◆ Source data

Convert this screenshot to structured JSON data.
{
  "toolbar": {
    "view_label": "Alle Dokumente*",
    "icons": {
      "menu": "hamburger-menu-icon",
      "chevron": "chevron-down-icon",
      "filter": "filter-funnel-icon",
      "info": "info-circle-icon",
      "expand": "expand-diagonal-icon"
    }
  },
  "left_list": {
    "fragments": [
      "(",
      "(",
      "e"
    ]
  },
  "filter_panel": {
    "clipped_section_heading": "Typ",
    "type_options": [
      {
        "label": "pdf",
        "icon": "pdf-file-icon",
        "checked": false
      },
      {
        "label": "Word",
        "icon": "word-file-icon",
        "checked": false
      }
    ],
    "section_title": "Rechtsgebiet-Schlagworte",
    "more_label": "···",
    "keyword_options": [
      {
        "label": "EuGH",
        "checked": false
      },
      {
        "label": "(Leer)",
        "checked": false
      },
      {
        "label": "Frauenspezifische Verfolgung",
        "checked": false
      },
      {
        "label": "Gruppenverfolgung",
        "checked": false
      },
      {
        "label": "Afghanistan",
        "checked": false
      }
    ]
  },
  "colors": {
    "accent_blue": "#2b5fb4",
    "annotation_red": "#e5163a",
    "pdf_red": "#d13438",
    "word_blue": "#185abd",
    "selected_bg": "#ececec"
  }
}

* * *

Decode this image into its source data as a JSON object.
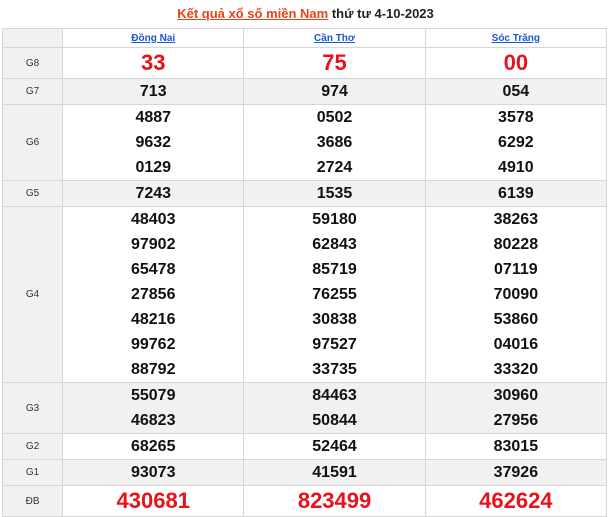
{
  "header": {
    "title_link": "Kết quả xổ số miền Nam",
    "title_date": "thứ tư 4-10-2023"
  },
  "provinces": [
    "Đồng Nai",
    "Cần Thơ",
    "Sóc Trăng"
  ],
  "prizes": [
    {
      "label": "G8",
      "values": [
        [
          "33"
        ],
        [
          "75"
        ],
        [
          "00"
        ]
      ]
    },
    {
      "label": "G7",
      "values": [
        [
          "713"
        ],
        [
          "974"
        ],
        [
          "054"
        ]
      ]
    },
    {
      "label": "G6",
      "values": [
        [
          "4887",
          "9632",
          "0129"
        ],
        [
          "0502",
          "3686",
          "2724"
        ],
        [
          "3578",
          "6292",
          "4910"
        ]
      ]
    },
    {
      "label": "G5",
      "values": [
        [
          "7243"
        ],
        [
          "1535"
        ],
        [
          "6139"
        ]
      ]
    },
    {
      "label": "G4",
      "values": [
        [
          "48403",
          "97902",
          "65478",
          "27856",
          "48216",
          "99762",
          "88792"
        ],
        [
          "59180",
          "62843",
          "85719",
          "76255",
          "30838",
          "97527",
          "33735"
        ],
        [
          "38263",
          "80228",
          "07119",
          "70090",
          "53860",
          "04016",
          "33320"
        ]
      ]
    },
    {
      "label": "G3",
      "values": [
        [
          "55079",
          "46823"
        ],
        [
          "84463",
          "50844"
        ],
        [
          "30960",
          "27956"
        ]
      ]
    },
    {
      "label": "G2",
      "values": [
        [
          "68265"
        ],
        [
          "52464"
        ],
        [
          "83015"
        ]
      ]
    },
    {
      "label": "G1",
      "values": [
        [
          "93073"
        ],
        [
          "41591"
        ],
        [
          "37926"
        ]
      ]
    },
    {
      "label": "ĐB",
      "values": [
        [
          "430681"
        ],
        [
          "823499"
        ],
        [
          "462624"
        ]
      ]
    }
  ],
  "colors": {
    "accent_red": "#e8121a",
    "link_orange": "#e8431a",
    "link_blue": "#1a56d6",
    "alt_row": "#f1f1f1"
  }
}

* * *

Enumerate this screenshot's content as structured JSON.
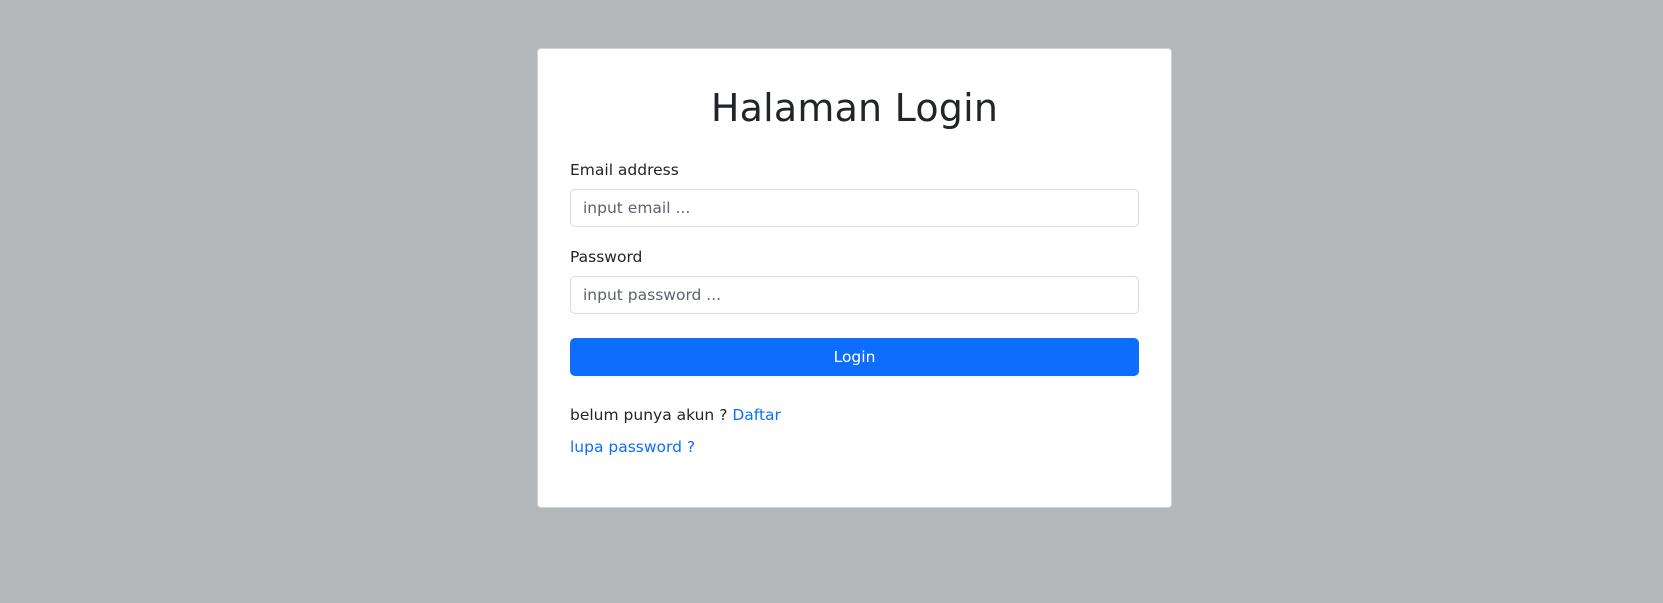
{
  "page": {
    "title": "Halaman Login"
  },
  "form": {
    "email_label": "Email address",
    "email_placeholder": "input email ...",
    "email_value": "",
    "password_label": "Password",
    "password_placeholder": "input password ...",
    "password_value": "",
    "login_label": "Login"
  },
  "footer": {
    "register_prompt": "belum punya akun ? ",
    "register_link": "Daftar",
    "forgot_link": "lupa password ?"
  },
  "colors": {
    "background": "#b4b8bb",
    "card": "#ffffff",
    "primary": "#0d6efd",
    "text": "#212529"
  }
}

◆ Exercise
In the lines above, find each one with "structured" and list it.

◆ Completed exercise
Convert this screenshot to structured JSON data.
Enumerate this screenshot's content as structured JSON.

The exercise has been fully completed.